**GIVEN EXERCISE:**
Skip the pictures. Repeat everything else in the records word for word.
--- begin DATA LINES ---
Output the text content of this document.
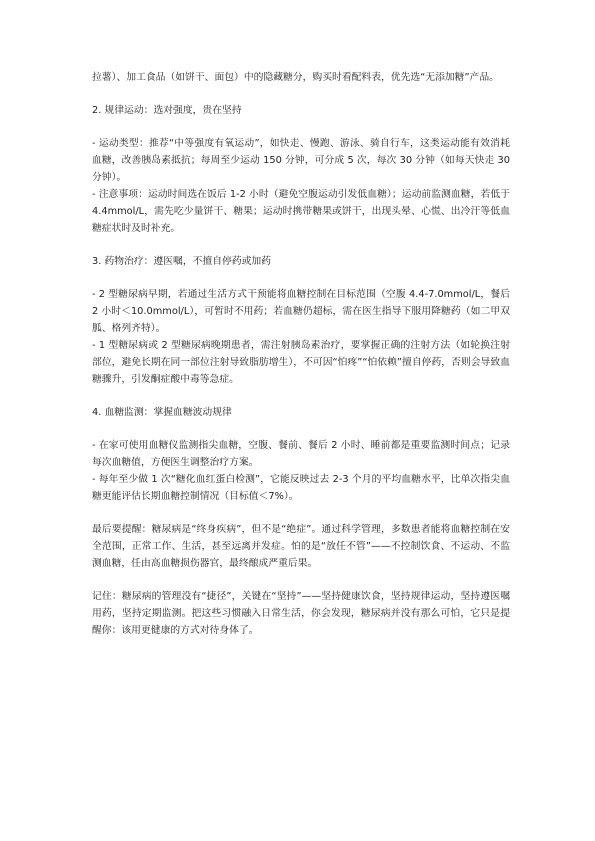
拉薯）、加工食品（如饼干、面包）中的隐藏糖分，购买时看配料表，优先选“无添加糖”产品。

2. 规律运动：选对强度，贵在坚持

- 运动类型：推荐“中等强度有氧运动”，如快走、慢跑、游泳、骑自行车，这类运动能有效消耗血糖，改善胰岛素抵抗；每周至少运动 150 分钟，可分成 5 次，每次 30 分钟（如每天快走 30 分钟）。

- 注意事项：运动时间选在饭后 1-2 小时（避免空腹运动引发低血糖）；运动前监测血糖，若低于 4.4mmol/L，需先吃少量饼干、糖果；运动时携带糖果或饼干，出现头晕、心慌、出冷汗等低血糖症状时及时补充。

3. 药物治疗：遵医嘱，不擅自停药或加药

- 2 型糖尿病早期，若通过生活方式干预能将血糖控制在目标范围（空腹 4.4-7.0mmol/L，餐后 2 小时＜10.0mmol/L），可暂时不用药；若血糖仍超标，需在医生指导下服用降糖药（如二甲双胍、格列齐特）。

- 1 型糖尿病或 2 型糖尿病晚期患者，需注射胰岛素治疗，要掌握正确的注射方法（如轮换注射部位，避免长期在同一部位注射导致脂肪增生），不可因“怕疼”“怕依赖”擅自停药，否则会导致血糖骤升，引发酮症酸中毒等急症。

4. 血糖监测：掌握血糖波动规律

- 在家可使用血糖仪监测指尖血糖，空腹、餐前、餐后 2 小时、睡前都是重要监测时间点；记录每次血糖值，方便医生调整治疗方案。

- 每年至少做 1 次“糖化血红蛋白检测”，它能反映过去 2-3 个月的平均血糖水平，比单次指尖血糖更能评估长期血糖控制情况（目标值＜7%）。

最后要提醒：糖尿病是“终身疾病”，但不是“绝症”。通过科学管理，多数患者能将血糖控制在安全范围，正常工作、生活，甚至远离并发症。怕的是“放任不管”——不控制饮食、不运动、不监测血糖，任由高血糖损伤器官，最终酿成严重后果。

记住：糖尿病的管理没有“捷径”，关键在“坚持”——坚持健康饮食，坚持规律运动，坚持遵医嘱用药，坚持定期监测。把这些习惯融入日常生活，你会发现，糖尿病并没有那么可怕，它只是提醒你：该用更健康的方式对待身体了。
--- end DATA LINES ---
**RESULT FOR THIS EXERCISE:**
Output the text content of this document.
拉薯）、加工食品（如饼干、面包）中的隐藏糖分，购买时看配料表，优先选“无添加糖”产品。

2. 规律运动：选对强度，贵在坚持

- 运动类型：推荐“中等强度有氧运动”，如快走、慢跑、游泳、骑自行车，这类运动能有效消耗血糖，改善胰岛素抵抗；每周至少运动 150 分钟，可分成 5 次，每次 30 分钟（如每天快走 30 分钟）。

- 注意事项：运动时间选在饭后 1-2 小时（避免空腹运动引发低血糖）；运动前监测血糖，若低于 4.4mmol/L，需先吃少量饼干、糖果；运动时携带糖果或饼干，出现头晕、心慌、出冷汗等低血糖症状时及时补充。

3. 药物治疗：遵医嘱，不擅自停药或加药

- 2 型糖尿病早期，若通过生活方式干预能将血糖控制在目标范围（空腹 4.4-7.0mmol/L，餐后 2 小时＜10.0mmol/L），可暂时不用药；若血糖仍超标，需在医生指导下服用降糖药（如二甲双胍、格列齐特）。

- 1 型糖尿病或 2 型糖尿病晚期患者，需注射胰岛素治疗，要掌握正确的注射方法（如轮换注射部位，避免长期在同一部位注射导致脂肪增生），不可因“怕疼”“怕依赖”擅自停药，否则会导致血糖骤升，引发酮症酸中毒等急症。

4. 血糖监测：掌握血糖波动规律

- 在家可使用血糖仪监测指尖血糖，空腹、餐前、餐后 2 小时、睡前都是重要监测时间点；记录每次血糖值，方便医生调整治疗方案。

- 每年至少做 1 次“糖化血红蛋白检测”，它能反映过去 2-3 个月的平均血糖水平，比单次指尖血糖更能评估长期血糖控制情况（目标值＜7%）。

最后要提醒：糖尿病是“终身疾病”，但不是“绝症”。通过科学管理，多数患者能将血糖控制在安全范围，正常工作、生活，甚至远离并发症。怕的是“放任不管”——不控制饮食、不运动、不监测血糖，任由高血糖损伤器官，最终酿成严重后果。

记住：糖尿病的管理没有“捷径”，关键在“坚持”——坚持健康饮食，坚持规律运动，坚持遵医嘱用药，坚持定期监测。把这些习惯融入日常生活，你会发现，糖尿病并没有那么可怕，它只是提醒你：该用更健康的方式对待身体了。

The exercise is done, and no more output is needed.